- Required work -
Give the number of lines in the data that hold the word "お問い合わせフォーム", and nothing else.

Dataset records:
========================================
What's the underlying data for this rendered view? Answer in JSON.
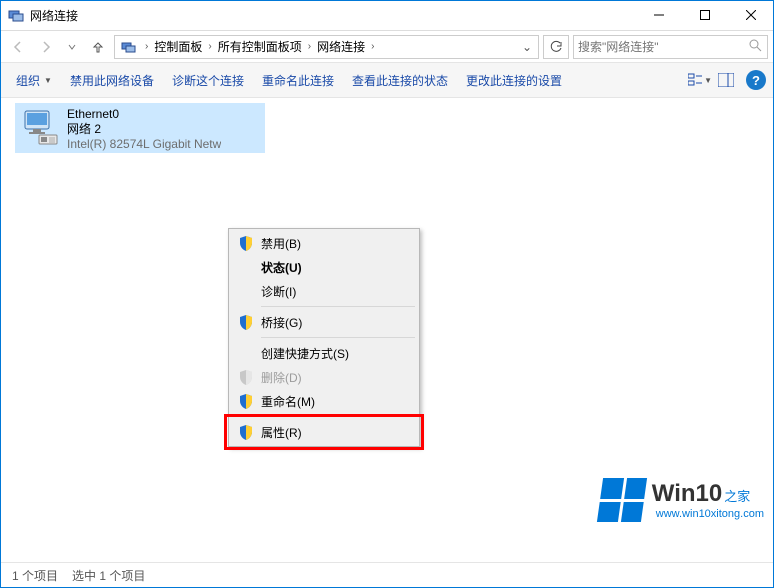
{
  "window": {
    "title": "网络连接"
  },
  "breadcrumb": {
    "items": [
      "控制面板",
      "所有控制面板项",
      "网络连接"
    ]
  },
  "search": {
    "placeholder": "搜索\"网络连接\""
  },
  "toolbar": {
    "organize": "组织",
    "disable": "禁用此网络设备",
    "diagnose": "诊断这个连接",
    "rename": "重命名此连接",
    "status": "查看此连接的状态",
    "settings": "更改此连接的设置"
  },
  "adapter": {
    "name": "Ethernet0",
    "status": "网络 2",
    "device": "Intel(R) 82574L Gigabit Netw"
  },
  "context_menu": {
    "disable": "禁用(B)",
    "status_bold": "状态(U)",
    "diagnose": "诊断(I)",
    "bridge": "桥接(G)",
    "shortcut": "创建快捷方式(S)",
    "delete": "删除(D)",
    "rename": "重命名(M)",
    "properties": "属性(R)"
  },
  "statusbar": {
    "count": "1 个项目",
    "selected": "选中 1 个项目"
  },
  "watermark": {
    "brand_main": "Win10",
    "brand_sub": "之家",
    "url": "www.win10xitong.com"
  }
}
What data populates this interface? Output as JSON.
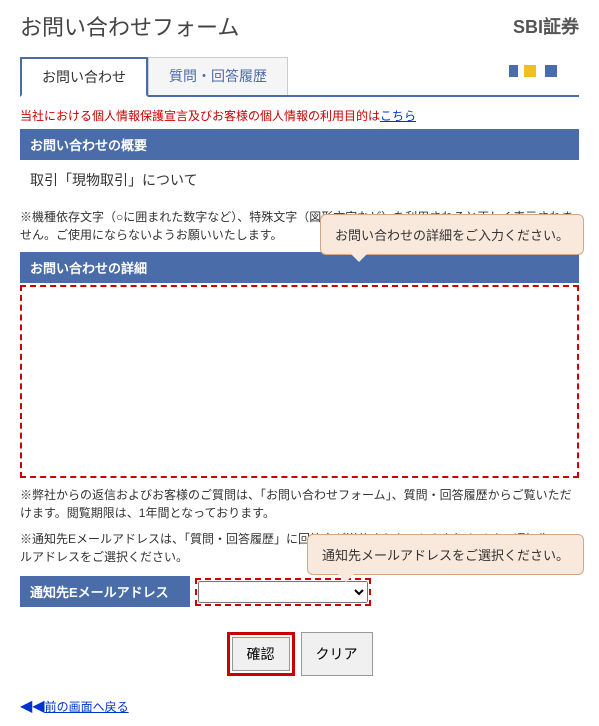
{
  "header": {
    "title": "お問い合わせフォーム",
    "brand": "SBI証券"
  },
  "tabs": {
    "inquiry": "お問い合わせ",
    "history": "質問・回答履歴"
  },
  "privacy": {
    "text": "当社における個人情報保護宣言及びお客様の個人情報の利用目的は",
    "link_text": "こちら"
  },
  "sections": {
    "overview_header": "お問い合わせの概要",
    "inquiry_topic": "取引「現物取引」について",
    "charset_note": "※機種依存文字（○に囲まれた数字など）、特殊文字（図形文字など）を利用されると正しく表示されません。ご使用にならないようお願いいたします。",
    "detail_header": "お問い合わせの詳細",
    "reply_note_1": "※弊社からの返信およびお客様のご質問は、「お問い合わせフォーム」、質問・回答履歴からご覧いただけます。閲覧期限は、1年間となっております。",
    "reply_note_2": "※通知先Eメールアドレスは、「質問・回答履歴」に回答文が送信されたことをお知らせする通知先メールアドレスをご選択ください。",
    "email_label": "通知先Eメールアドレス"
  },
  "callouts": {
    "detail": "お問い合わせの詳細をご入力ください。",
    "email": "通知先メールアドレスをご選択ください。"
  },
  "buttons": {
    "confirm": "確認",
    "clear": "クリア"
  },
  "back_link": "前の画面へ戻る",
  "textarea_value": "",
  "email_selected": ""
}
========================================
- Solved problem -
2